What you need to do ::
Of the lines in the entries, how many hold the word "true"? Give that number alone.

Provided data ::
/---
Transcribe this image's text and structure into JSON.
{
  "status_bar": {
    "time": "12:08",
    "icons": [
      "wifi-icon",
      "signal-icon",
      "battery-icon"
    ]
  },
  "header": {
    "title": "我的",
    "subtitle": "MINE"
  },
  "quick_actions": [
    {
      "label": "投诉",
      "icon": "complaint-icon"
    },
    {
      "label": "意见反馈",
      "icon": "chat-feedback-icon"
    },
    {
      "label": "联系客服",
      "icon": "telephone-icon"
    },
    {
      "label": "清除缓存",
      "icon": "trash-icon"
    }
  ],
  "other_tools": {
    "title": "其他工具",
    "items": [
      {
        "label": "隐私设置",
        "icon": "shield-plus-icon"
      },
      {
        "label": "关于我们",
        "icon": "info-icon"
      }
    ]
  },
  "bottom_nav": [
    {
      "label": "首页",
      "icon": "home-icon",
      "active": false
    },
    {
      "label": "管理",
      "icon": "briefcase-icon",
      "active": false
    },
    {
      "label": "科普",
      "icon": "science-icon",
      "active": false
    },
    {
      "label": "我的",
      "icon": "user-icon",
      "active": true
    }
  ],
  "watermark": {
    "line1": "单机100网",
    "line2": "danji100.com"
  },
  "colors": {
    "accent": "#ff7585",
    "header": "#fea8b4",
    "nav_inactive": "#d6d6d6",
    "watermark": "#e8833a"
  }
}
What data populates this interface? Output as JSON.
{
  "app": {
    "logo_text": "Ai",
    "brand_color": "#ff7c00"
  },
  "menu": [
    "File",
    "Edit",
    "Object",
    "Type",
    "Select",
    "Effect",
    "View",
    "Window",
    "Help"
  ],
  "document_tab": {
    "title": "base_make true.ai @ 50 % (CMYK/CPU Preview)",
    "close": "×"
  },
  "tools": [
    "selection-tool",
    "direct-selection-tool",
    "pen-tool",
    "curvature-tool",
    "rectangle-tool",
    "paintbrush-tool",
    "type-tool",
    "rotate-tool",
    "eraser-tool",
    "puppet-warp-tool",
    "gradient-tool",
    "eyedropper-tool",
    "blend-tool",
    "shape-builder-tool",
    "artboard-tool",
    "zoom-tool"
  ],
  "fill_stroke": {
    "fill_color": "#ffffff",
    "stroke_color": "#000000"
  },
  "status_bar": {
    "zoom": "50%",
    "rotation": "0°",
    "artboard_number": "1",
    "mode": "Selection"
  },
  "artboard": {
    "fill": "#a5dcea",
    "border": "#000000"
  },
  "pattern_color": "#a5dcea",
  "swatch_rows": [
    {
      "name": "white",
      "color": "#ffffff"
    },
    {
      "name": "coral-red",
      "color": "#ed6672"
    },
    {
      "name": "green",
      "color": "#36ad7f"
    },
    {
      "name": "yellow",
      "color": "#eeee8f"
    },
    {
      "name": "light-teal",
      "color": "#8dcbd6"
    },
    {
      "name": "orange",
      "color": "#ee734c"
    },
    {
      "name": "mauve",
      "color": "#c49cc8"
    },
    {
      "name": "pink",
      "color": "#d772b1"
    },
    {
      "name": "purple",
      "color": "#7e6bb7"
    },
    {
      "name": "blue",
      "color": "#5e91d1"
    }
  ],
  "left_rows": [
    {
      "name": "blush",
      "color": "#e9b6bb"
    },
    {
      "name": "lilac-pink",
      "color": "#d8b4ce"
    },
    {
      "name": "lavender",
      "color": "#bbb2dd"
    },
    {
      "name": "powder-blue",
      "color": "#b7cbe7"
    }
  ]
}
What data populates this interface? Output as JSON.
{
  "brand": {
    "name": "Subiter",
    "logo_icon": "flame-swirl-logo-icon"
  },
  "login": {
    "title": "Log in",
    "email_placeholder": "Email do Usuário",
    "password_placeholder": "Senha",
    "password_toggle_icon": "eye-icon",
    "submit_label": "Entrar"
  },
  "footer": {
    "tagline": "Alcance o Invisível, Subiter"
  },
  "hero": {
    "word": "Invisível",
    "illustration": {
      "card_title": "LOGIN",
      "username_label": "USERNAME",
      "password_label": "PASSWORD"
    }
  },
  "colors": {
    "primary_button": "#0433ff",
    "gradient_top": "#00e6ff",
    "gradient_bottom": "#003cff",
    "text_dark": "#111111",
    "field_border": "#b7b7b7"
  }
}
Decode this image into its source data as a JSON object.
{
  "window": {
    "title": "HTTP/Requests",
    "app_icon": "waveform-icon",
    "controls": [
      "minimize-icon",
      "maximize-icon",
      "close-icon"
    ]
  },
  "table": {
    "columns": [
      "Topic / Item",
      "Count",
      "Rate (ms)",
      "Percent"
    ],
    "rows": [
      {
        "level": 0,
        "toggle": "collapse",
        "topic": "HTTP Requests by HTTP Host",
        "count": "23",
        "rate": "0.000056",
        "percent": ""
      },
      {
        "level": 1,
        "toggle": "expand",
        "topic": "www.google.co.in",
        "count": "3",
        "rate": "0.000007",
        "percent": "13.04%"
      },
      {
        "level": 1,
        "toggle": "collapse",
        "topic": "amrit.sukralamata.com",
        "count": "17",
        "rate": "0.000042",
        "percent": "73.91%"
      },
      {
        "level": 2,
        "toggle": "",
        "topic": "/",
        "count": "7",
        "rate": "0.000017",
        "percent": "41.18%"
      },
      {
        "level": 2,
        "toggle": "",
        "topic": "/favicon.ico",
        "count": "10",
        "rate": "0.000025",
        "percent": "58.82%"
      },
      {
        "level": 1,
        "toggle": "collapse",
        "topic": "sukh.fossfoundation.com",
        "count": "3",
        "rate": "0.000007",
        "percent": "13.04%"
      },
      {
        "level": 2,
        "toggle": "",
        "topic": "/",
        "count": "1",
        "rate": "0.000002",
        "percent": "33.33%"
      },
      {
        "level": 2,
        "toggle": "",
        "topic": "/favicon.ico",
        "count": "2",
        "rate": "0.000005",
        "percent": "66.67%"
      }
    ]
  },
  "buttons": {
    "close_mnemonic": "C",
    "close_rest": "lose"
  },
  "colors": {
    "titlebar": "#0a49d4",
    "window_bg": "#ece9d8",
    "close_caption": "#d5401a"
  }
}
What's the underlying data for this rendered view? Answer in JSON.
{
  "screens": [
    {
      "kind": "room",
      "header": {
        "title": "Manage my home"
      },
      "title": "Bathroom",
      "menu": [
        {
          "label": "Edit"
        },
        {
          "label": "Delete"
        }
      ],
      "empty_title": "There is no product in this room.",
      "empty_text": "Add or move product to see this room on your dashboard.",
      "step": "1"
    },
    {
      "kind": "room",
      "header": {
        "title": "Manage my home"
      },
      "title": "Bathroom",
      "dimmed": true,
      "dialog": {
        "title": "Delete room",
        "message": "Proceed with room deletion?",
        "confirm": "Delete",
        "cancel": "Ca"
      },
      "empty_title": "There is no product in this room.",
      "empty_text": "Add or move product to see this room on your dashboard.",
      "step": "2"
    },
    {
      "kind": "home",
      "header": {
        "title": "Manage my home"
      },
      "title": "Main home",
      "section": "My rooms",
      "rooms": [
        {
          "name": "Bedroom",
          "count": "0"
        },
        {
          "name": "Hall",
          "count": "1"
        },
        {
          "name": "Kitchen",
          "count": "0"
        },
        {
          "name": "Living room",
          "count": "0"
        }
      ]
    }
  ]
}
\---
Written answer ::
3